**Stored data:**
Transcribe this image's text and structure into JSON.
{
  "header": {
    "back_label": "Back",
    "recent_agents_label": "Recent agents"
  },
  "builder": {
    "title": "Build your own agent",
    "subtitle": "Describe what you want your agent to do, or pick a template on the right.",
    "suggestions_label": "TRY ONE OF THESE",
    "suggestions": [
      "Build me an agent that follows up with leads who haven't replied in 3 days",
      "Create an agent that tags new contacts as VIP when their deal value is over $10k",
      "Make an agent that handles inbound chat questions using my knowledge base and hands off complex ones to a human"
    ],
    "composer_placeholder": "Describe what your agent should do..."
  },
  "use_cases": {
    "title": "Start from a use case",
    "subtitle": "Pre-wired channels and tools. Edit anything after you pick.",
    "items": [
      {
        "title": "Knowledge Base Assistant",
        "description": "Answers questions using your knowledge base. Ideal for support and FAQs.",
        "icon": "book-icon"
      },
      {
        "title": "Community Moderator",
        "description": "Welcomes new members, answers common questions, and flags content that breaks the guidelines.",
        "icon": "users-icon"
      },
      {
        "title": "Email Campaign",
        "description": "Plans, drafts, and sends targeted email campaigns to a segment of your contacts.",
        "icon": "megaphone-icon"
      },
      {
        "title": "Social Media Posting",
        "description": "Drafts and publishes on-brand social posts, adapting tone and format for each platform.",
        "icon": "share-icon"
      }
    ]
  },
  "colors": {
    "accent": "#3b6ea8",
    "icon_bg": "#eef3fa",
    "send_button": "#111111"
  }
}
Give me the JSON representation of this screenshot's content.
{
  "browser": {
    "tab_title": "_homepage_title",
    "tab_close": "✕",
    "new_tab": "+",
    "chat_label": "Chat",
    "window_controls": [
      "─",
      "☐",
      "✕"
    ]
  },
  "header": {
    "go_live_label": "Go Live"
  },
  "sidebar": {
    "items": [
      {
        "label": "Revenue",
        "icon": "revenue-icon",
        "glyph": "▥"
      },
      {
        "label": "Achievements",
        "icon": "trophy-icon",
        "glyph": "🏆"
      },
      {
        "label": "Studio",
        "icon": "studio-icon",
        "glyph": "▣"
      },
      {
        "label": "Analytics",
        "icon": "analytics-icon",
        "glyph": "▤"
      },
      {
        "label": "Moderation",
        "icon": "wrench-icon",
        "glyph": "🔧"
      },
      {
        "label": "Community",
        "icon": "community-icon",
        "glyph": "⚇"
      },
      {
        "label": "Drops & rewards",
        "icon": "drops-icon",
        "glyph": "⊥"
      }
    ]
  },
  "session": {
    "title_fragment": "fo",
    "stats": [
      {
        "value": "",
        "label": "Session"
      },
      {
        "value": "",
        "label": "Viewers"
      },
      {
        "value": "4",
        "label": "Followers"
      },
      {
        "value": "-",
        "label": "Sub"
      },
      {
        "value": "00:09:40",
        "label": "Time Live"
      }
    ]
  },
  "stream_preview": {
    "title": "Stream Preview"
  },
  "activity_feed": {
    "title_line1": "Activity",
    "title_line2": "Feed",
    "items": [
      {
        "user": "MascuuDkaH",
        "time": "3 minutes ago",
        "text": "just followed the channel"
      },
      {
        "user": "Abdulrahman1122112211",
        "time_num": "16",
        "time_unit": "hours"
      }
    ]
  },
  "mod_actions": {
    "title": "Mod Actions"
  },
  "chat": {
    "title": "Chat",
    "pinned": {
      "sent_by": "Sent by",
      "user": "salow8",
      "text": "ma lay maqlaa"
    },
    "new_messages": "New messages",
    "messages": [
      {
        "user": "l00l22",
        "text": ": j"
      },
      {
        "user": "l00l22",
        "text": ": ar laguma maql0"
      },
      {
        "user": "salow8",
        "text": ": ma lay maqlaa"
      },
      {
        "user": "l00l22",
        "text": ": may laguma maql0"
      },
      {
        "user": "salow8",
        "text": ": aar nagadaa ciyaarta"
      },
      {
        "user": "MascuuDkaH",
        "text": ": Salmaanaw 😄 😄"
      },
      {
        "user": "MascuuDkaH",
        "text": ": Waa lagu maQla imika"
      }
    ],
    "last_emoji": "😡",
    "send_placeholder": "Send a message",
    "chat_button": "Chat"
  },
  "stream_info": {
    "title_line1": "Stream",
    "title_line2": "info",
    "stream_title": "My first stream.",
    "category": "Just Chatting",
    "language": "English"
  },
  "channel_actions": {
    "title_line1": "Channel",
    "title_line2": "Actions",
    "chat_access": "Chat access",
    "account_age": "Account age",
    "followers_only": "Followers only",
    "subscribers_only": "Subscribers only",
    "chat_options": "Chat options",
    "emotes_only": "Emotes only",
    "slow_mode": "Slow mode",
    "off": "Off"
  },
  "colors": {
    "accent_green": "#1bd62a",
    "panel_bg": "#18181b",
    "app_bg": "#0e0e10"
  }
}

**TASK INSTRUCTIONS:**
Copy each line of the data above without altering a single character.

**FULL ANSWER:**
Transcribe this image's text and structure into JSON.
{
  "header": {
    "back_label": "Back",
    "recent_agents_label": "Recent agents"
  },
  "builder": {
    "title": "Build your own agent",
    "subtitle": "Describe what you want your agent to do, or pick a template on the right.",
    "suggestions_label": "TRY ONE OF THESE",
    "suggestions": [
      "Build me an agent that follows up with leads who haven't replied in 3 days",
      "Create an agent that tags new contacts as VIP when their deal value is over $10k",
      "Make an agent that handles inbound chat questions using my knowledge base and hands off complex ones to a human"
    ],
    "composer_placeholder": "Describe what your agent should do..."
  },
  "use_cases": {
    "title": "Start from a use case",
    "subtitle": "Pre-wired channels and tools. Edit anything after you pick.",
    "items": [
      {
        "title": "Knowledge Base Assistant",
        "description": "Answers questions using your knowledge base. Ideal for support and FAQs.",
        "icon": "book-icon"
      },
      {
        "title": "Community Moderator",
        "description": "Welcomes new members, answers common questions, and flags content that breaks the guidelines.",
        "icon": "users-icon"
      },
      {
        "title": "Email Campaign",
        "description": "Plans, drafts, and sends targeted email campaigns to a segment of your contacts.",
        "icon": "megaphone-icon"
      },
      {
        "title": "Social Media Posting",
        "description": "Drafts and publishes on-brand social posts, adapting tone and format for each platform.",
        "icon": "share-icon"
      }
    ]
  },
  "colors": {
    "accent": "#3b6ea8",
    "icon_bg": "#eef3fa",
    "send_button": "#111111"
  }
}
Give me the JSON representation of this screenshot's content.
{
  "browser": {
    "tab_title": "_homepage_title",
    "tab_close": "✕",
    "new_tab": "+",
    "chat_label": "Chat",
    "window_controls": [
      "─",
      "☐",
      "✕"
    ]
  },
  "header": {
    "go_live_label": "Go Live"
  },
  "sidebar": {
    "items": [
      {
        "label": "Revenue",
        "icon": "revenue-icon",
        "glyph": "▥"
      },
      {
        "label": "Achievements",
        "icon": "trophy-icon",
        "glyph": "🏆"
      },
      {
        "label": "Studio",
        "icon": "studio-icon",
        "glyph": "▣"
      },
      {
        "label": "Analytics",
        "icon": "analytics-icon",
        "glyph": "▤"
      },
      {
        "label": "Moderation",
        "icon": "wrench-icon",
        "glyph": "🔧"
      },
      {
        "label": "Community",
        "icon": "community-icon",
        "glyph": "⚇"
      },
      {
        "label": "Drops & rewards",
        "icon": "drops-icon",
        "glyph": "⊥"
      }
    ]
  },
  "session": {
    "title_fragment": "fo",
    "stats": [
      {
        "value": "",
        "label": "Session"
      },
      {
        "value": "",
        "label": "Viewers"
      },
      {
        "value": "4",
        "label": "Followers"
      },
      {
        "value": "-",
        "label": "Sub"
      },
      {
        "value": "00:09:40",
        "label": "Time Live"
      }
    ]
  },
  "stream_preview": {
    "title": "Stream Preview"
  },
  "activity_feed": {
    "title_line1": "Activity",
    "title_line2": "Feed",
    "items": [
      {
        "user": "MascuuDkaH",
        "time": "3 minutes ago",
        "text": "just followed the channel"
      },
      {
        "user": "Abdulrahman1122112211",
        "time_num": "16",
        "time_unit": "hours"
      }
    ]
  },
  "mod_actions": {
    "title": "Mod Actions"
  },
  "chat": {
    "title": "Chat",
    "pinned": {
      "sent_by": "Sent by",
      "user": "salow8",
      "text": "ma lay maqlaa"
    },
    "new_messages": "New messages",
    "messages": [
      {
        "user": "l00l22",
        "text": ": j"
      },
      {
        "user": "l00l22",
        "text": ": ar laguma maql0"
      },
      {
        "user": "salow8",
        "text": ": ma lay maqlaa"
      },
      {
        "user": "l00l22",
        "text": ": may laguma maql0"
      },
      {
        "user": "salow8",
        "text": ": aar nagadaa ciyaarta"
      },
      {
        "user": "MascuuDkaH",
        "text": ": Salmaanaw 😄 😄"
      },
      {
        "user": "MascuuDkaH",
        "text": ": Waa lagu maQla imika"
      }
    ],
    "last_emoji": "😡",
    "send_placeholder": "Send a message",
    "chat_button": "Chat"
  },
  "stream_info": {
    "title_line1": "Stream",
    "title_line2": "info",
    "stream_title": "My first stream.",
    "category": "Just Chatting",
    "language": "English"
  },
  "channel_actions": {
    "title_line1": "Channel",
    "title_line2": "Actions",
    "chat_access": "Chat access",
    "account_age": "Account age",
    "followers_only": "Followers only",
    "subscribers_only": "Subscribers only",
    "chat_options": "Chat options",
    "emotes_only": "Emotes only",
    "slow_mode": "Slow mode",
    "off": "Off"
  },
  "colors": {
    "accent_green": "#1bd62a",
    "panel_bg": "#18181b",
    "app_bg": "#0e0e10"
  }
}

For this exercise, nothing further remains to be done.